_What you are asked to do_.
Reproduce all of the data word for word.

___ Records to use ___

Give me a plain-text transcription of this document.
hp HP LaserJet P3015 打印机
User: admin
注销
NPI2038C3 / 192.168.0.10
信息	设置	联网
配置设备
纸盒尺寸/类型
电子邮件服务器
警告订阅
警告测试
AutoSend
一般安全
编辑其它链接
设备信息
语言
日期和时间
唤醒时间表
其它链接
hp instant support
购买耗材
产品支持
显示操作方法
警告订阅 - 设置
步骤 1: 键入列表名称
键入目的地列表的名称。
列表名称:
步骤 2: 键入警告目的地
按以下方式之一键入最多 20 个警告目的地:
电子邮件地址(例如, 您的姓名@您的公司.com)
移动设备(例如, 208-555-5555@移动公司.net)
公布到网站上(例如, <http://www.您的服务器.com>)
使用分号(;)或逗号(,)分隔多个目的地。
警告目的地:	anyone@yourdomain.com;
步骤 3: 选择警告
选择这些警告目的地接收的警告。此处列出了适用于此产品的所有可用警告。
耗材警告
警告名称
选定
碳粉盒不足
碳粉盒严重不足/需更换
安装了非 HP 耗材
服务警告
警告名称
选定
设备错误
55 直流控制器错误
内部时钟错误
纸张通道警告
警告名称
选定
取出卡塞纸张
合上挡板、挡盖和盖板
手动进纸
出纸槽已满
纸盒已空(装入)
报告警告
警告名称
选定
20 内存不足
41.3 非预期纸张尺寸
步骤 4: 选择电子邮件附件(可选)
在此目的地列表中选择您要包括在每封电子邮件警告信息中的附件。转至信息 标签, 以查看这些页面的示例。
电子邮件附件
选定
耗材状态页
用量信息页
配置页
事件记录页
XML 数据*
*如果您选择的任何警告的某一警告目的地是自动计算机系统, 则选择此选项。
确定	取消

___

_Reply_.
Give me a plain-text transcription of this document.
hp HP LaserJet P3015 打印机
User: admin
注销
NPI2038C3 / 192.168.0.10
信息	设置	联网
配置设备
纸盒尺寸/类型
电子邮件服务器
警告订阅
警告测试
AutoSend
一般安全
编辑其它链接
设备信息
语言
日期和时间
唤醒时间表
其它链接
hp instant support
购买耗材
产品支持
显示操作方法
警告订阅 - 设置
步骤 1: 键入列表名称
键入目的地列表的名称。
列表名称:
步骤 2: 键入警告目的地
按以下方式之一键入最多 20 个警告目的地:
电子邮件地址(例如, 您的姓名@您的公司.com)
移动设备(例如, 208-555-5555@移动公司.net)
公布到网站上(例如, <http://www.您的服务器.com>)
使用分号(;)或逗号(,)分隔多个目的地。
警告目的地:	anyone@yourdomain.com;
步骤 3: 选择警告
选择这些警告目的地接收的警告。此处列出了适用于此产品的所有可用警告。
耗材警告
警告名称
选定
碳粉盒不足
碳粉盒严重不足/需更换
安装了非 HP 耗材
服务警告
警告名称
选定
设备错误
55 直流控制器错误
内部时钟错误
纸张通道警告
警告名称
选定
取出卡塞纸张
合上挡板、挡盖和盖板
手动进纸
出纸槽已满
纸盒已空(装入)
报告警告
警告名称
选定
20 内存不足
41.3 非预期纸张尺寸
步骤 4: 选择电子邮件附件(可选)
在此目的地列表中选择您要包括在每封电子邮件警告信息中的附件。转至信息 标签, 以查看这些页面的示例。
电子邮件附件
选定
耗材状态页
用量信息页
配置页
事件记录页
XML 数据*
*如果您选择的任何警告的某一警告目的地是自动计算机系统, 则选择此选项。
确定	取消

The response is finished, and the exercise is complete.